-- Start Task inputs --

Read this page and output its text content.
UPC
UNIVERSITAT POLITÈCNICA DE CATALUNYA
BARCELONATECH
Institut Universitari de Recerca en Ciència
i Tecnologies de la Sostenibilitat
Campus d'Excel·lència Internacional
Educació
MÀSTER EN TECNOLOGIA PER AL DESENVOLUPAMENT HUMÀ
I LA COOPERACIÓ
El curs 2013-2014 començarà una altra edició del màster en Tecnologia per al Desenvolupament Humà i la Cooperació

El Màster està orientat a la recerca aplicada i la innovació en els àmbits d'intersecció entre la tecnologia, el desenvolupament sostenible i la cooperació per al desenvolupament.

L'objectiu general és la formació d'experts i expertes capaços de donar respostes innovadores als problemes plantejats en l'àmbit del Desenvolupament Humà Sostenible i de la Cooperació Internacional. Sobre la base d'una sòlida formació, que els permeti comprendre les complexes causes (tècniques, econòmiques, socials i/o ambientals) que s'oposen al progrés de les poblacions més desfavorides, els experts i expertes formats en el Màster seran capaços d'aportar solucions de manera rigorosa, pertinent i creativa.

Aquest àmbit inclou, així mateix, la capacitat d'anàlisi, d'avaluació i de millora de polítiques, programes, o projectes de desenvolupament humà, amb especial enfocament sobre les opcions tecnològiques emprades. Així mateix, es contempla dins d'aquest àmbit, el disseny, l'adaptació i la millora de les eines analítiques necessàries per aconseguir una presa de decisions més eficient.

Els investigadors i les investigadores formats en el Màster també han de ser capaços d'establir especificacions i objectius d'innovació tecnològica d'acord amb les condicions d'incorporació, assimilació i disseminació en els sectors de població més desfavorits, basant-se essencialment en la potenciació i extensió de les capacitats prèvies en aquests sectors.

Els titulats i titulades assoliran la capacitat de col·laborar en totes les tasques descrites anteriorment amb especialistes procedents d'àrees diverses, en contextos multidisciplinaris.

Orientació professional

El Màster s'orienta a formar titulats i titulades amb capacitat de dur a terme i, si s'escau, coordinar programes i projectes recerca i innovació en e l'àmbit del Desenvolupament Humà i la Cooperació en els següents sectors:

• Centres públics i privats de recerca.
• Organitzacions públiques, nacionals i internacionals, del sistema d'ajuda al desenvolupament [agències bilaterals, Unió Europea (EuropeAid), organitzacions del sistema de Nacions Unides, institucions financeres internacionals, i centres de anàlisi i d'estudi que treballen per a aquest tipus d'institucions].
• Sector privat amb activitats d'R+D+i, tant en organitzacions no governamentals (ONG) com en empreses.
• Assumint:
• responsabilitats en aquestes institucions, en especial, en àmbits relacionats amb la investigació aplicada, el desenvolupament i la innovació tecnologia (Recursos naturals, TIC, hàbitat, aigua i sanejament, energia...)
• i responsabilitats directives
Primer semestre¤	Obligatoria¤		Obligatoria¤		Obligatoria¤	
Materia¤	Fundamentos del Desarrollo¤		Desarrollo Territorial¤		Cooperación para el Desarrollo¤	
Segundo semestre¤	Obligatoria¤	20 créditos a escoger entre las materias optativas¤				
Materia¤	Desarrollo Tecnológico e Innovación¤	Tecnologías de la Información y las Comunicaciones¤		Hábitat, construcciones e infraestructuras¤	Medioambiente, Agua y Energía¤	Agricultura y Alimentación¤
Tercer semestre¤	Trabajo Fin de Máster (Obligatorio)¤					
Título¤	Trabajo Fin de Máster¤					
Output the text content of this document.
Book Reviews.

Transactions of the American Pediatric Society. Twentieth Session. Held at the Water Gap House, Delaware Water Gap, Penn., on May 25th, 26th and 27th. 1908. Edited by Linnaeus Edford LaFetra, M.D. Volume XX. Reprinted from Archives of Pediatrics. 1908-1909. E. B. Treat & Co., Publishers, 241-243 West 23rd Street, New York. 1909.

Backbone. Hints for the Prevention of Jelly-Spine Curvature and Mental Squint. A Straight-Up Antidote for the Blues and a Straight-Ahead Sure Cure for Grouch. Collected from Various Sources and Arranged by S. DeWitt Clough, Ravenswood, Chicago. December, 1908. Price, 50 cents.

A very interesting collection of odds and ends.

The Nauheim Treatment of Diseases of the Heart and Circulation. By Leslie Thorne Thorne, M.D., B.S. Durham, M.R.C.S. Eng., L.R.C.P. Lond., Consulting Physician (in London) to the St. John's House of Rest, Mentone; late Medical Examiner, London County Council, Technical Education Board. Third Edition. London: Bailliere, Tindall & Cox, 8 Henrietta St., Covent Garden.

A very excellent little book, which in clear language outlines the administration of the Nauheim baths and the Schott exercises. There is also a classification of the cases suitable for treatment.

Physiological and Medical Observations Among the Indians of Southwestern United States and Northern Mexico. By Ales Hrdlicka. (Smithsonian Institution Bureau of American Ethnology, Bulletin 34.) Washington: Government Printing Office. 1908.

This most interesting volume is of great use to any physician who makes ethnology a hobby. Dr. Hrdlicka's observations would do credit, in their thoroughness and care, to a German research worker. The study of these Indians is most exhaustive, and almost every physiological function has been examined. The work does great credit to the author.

-- End Task inputs --

Work to be completed ▸
Copy every record exactly, with nothing added or dropped.

Task result ▸
Read this page and output its text content.
UPC
UNIVERSITAT POLITÈCNICA DE CATALUNYA
BARCELONATECH
Institut Universitari de Recerca en Ciència
i Tecnologies de la Sostenibilitat
Campus d'Excel·lència Internacional
Educació
MÀSTER EN TECNOLOGIA PER AL DESENVOLUPAMENT HUMÀ
I LA COOPERACIÓ
El curs 2013-2014 començarà una altra edició del màster en Tecnologia per al Desenvolupament Humà i la Cooperació

El Màster està orientat a la recerca aplicada i la innovació en els àmbits d'intersecció entre la tecnologia, el desenvolupament sostenible i la cooperació per al desenvolupament.

L'objectiu general és la formació d'experts i expertes capaços de donar respostes innovadores als problemes plantejats en l'àmbit del Desenvolupament Humà Sostenible i de la Cooperació Internacional. Sobre la base d'una sòlida formació, que els permeti comprendre les complexes causes (tècniques, econòmiques, socials i/o ambientals) que s'oposen al progrés de les poblacions més desfavorides, els experts i expertes formats en el Màster seran capaços d'aportar solucions de manera rigorosa, pertinent i creativa.

Aquest àmbit inclou, així mateix, la capacitat d'anàlisi, d'avaluació i de millora de polítiques, programes, o projectes de desenvolupament humà, amb especial enfocament sobre les opcions tecnològiques emprades. Així mateix, es contempla dins d'aquest àmbit, el disseny, l'adaptació i la millora de les eines analítiques necessàries per aconseguir una presa de decisions més eficient.

Els investigadors i les investigadores formats en el Màster també han de ser capaços d'establir especificacions i objectius d'innovació tecnològica d'acord amb les condicions d'incorporació, assimilació i disseminació en els sectors de població més desfavorits, basant-se essencialment en la potenciació i extensió de les capacitats prèvies en aquests sectors.

Els titulats i titulades assoliran la capacitat de col·laborar en totes les tasques descrites anteriorment amb especialistes procedents d'àrees diverses, en contextos multidisciplinaris.

Orientació professional

El Màster s'orienta a formar titulats i titulades amb capacitat de dur a terme i, si s'escau, coordinar programes i projectes recerca i innovació en e l'àmbit del Desenvolupament Humà i la Cooperació en els següents sectors:

• Centres públics i privats de recerca.
• Organitzacions públiques, nacionals i internacionals, del sistema d'ajuda al desenvolupament [agències bilaterals, Unió Europea (EuropeAid), organitzacions del sistema de Nacions Unides, institucions financeres internacionals, i centres de anàlisi i d'estudi que treballen per a aquest tipus d'institucions].
• Sector privat amb activitats d'R+D+i, tant en organitzacions no governamentals (ONG) com en empreses.
• Assumint:
• responsabilitats en aquestes institucions, en especial, en àmbits relacionats amb la investigació aplicada, el desenvolupament i la innovació tecnologia (Recursos naturals, TIC, hàbitat, aigua i sanejament, energia...)
• i responsabilitats directives
Primer semestre¤	Obligatoria¤		Obligatoria¤		Obligatoria¤	
Materia¤	Fundamentos del Desarrollo¤		Desarrollo Territorial¤		Cooperación para el Desarrollo¤	
Segundo semestre¤	Obligatoria¤	20 créditos a escoger entre las materias optativas¤				
Materia¤	Desarrollo Tecnológico e Innovación¤	Tecnologías de la Información y las Comunicaciones¤		Hábitat, construcciones e infraestructuras¤	Medioambiente, Agua y Energía¤	Agricultura y Alimentación¤
Tercer semestre¤	Trabajo Fin de Máster (Obligatorio)¤					
Título¤	Trabajo Fin de Máster¤					
Output the text content of this document.
Book Reviews.

Transactions of the American Pediatric Society. Twentieth Session. Held at the Water Gap House, Delaware Water Gap, Penn., on May 25th, 26th and 27th. 1908. Edited by Linnaeus Edford LaFetra, M.D. Volume XX. Reprinted from Archives of Pediatrics. 1908-1909. E. B. Treat & Co., Publishers, 241-243 West 23rd Street, New York. 1909.

Backbone. Hints for the Prevention of Jelly-Spine Curvature and Mental Squint. A Straight-Up Antidote for the Blues and a Straight-Ahead Sure Cure for Grouch. Collected from Various Sources and Arranged by S. DeWitt Clough, Ravenswood, Chicago. December, 1908. Price, 50 cents.

A very interesting collection of odds and ends.

The Nauheim Treatment of Diseases of the Heart and Circulation. By Leslie Thorne Thorne, M.D., B.S. Durham, M.R.C.S. Eng., L.R.C.P. Lond., Consulting Physician (in London) to the St. John's House of Rest, Mentone; late Medical Examiner, London County Council, Technical Education Board. Third Edition. London: Bailliere, Tindall & Cox, 8 Henrietta St., Covent Garden.

A very excellent little book, which in clear language outlines the administration of the Nauheim baths and the Schott exercises. There is also a classification of the cases suitable for treatment.

Physiological and Medical Observations Among the Indians of Southwestern United States and Northern Mexico. By Ales Hrdlicka. (Smithsonian Institution Bureau of American Ethnology, Bulletin 34.) Washington: Government Printing Office. 1908.

This most interesting volume is of great use to any physician who makes ethnology a hobby. Dr. Hrdlicka's observations would do credit, in their thoroughness and care, to a German research worker. The study of these Indians is most exhaustive, and almost every physiological function has been examined. The work does great credit to the author.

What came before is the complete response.